### WHAT TO DO
Entries follow. Set all of them down as they stand.

Collected data entries:
________________________

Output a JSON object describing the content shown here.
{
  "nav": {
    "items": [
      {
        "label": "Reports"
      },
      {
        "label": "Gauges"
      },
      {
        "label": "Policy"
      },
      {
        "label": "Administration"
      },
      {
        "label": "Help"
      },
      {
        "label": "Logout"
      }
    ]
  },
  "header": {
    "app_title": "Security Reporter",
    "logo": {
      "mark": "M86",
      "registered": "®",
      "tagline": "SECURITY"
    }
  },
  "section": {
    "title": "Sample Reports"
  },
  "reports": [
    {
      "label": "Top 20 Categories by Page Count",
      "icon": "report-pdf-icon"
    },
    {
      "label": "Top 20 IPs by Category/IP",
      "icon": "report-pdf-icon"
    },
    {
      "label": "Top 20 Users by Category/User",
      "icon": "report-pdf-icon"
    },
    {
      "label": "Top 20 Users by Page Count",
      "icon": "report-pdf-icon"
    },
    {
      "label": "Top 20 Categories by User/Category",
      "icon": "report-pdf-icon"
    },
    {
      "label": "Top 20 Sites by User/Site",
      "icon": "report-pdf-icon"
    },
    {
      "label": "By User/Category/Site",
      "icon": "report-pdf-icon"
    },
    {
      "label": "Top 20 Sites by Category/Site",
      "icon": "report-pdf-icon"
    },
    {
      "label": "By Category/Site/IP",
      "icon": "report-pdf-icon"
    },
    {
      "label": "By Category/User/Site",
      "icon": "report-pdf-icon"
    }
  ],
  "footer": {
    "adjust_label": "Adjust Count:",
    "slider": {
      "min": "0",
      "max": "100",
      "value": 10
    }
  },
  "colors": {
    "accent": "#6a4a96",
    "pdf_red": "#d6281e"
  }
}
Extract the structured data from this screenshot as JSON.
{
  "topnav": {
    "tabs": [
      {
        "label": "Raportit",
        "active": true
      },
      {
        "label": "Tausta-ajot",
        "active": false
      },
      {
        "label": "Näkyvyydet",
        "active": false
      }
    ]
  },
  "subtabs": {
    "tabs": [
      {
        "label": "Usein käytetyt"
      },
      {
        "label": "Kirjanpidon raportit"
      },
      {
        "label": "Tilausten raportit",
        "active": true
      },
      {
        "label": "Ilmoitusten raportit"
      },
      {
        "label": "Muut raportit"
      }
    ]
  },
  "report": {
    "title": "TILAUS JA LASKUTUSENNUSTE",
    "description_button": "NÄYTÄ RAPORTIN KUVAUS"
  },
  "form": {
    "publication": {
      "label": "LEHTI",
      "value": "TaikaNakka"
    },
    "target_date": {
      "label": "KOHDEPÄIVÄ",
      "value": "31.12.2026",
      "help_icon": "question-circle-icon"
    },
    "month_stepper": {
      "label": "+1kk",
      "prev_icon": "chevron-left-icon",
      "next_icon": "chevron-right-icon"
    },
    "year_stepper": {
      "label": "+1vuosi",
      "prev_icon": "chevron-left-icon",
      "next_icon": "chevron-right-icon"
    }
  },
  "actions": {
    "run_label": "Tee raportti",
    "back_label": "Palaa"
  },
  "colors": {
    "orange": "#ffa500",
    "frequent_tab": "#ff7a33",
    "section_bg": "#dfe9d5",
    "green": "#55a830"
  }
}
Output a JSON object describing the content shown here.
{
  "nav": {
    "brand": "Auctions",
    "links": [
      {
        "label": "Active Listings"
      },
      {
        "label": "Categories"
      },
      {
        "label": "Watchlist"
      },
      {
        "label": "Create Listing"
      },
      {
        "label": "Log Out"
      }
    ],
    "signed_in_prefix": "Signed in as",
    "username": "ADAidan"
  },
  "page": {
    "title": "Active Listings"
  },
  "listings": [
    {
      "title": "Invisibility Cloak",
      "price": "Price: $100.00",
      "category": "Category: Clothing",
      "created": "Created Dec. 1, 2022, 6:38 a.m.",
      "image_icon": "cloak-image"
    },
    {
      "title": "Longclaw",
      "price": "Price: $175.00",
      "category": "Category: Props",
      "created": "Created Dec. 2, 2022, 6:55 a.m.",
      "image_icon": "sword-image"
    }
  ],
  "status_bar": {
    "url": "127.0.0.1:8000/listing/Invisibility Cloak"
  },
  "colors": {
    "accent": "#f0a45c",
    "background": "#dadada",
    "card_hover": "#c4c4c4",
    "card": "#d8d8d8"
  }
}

________________________

### WRITTEN SOLUTION
Output a JSON object describing the content shown here.
{
  "nav": {
    "items": [
      {
        "label": "Reports"
      },
      {
        "label": "Gauges"
      },
      {
        "label": "Policy"
      },
      {
        "label": "Administration"
      },
      {
        "label": "Help"
      },
      {
        "label": "Logout"
      }
    ]
  },
  "header": {
    "app_title": "Security Reporter",
    "logo": {
      "mark": "M86",
      "registered": "®",
      "tagline": "SECURITY"
    }
  },
  "section": {
    "title": "Sample Reports"
  },
  "reports": [
    {
      "label": "Top 20 Categories by Page Count",
      "icon": "report-pdf-icon"
    },
    {
      "label": "Top 20 IPs by Category/IP",
      "icon": "report-pdf-icon"
    },
    {
      "label": "Top 20 Users by Category/User",
      "icon": "report-pdf-icon"
    },
    {
      "label": "Top 20 Users by Page Count",
      "icon": "report-pdf-icon"
    },
    {
      "label": "Top 20 Categories by User/Category",
      "icon": "report-pdf-icon"
    },
    {
      "label": "Top 20 Sites by User/Site",
      "icon": "report-pdf-icon"
    },
    {
      "label": "By User/Category/Site",
      "icon": "report-pdf-icon"
    },
    {
      "label": "Top 20 Sites by Category/Site",
      "icon": "report-pdf-icon"
    },
    {
      "label": "By Category/Site/IP",
      "icon": "report-pdf-icon"
    },
    {
      "label": "By Category/User/Site",
      "icon": "report-pdf-icon"
    }
  ],
  "footer": {
    "adjust_label": "Adjust Count:",
    "slider": {
      "min": "0",
      "max": "100",
      "value": 10
    }
  },
  "colors": {
    "accent": "#6a4a96",
    "pdf_red": "#d6281e"
  }
}
Extract the structured data from this screenshot as JSON.
{
  "topnav": {
    "tabs": [
      {
        "label": "Raportit",
        "active": true
      },
      {
        "label": "Tausta-ajot",
        "active": false
      },
      {
        "label": "Näkyvyydet",
        "active": false
      }
    ]
  },
  "subtabs": {
    "tabs": [
      {
        "label": "Usein käytetyt"
      },
      {
        "label": "Kirjanpidon raportit"
      },
      {
        "label": "Tilausten raportit",
        "active": true
      },
      {
        "label": "Ilmoitusten raportit"
      },
      {
        "label": "Muut raportit"
      }
    ]
  },
  "report": {
    "title": "TILAUS JA LASKUTUSENNUSTE",
    "description_button": "NÄYTÄ RAPORTIN KUVAUS"
  },
  "form": {
    "publication": {
      "label": "LEHTI",
      "value": "TaikaNakka"
    },
    "target_date": {
      "label": "KOHDEPÄIVÄ",
      "value": "31.12.2026",
      "help_icon": "question-circle-icon"
    },
    "month_stepper": {
      "label": "+1kk",
      "prev_icon": "chevron-left-icon",
      "next_icon": "chevron-right-icon"
    },
    "year_stepper": {
      "label": "+1vuosi",
      "prev_icon": "chevron-left-icon",
      "next_icon": "chevron-right-icon"
    }
  },
  "actions": {
    "run_label": "Tee raportti",
    "back_label": "Palaa"
  },
  "colors": {
    "orange": "#ffa500",
    "frequent_tab": "#ff7a33",
    "section_bg": "#dfe9d5",
    "green": "#55a830"
  }
}
Output a JSON object describing the content shown here.
{
  "nav": {
    "brand": "Auctions",
    "links": [
      {
        "label": "Active Listings"
      },
      {
        "label": "Categories"
      },
      {
        "label": "Watchlist"
      },
      {
        "label": "Create Listing"
      },
      {
        "label": "Log Out"
      }
    ],
    "signed_in_prefix": "Signed in as",
    "username": "ADAidan"
  },
  "page": {
    "title": "Active Listings"
  },
  "listings": [
    {
      "title": "Invisibility Cloak",
      "price": "Price: $100.00",
      "category": "Category: Clothing",
      "created": "Created Dec. 1, 2022, 6:38 a.m.",
      "image_icon": "cloak-image"
    },
    {
      "title": "Longclaw",
      "price": "Price: $175.00",
      "category": "Category: Props",
      "created": "Created Dec. 2, 2022, 6:55 a.m.",
      "image_icon": "sword-image"
    }
  ],
  "status_bar": {
    "url": "127.0.0.1:8000/listing/Invisibility Cloak"
  },
  "colors": {
    "accent": "#f0a45c",
    "background": "#dadada",
    "card_hover": "#c4c4c4",
    "card": "#d8d8d8"
  }
}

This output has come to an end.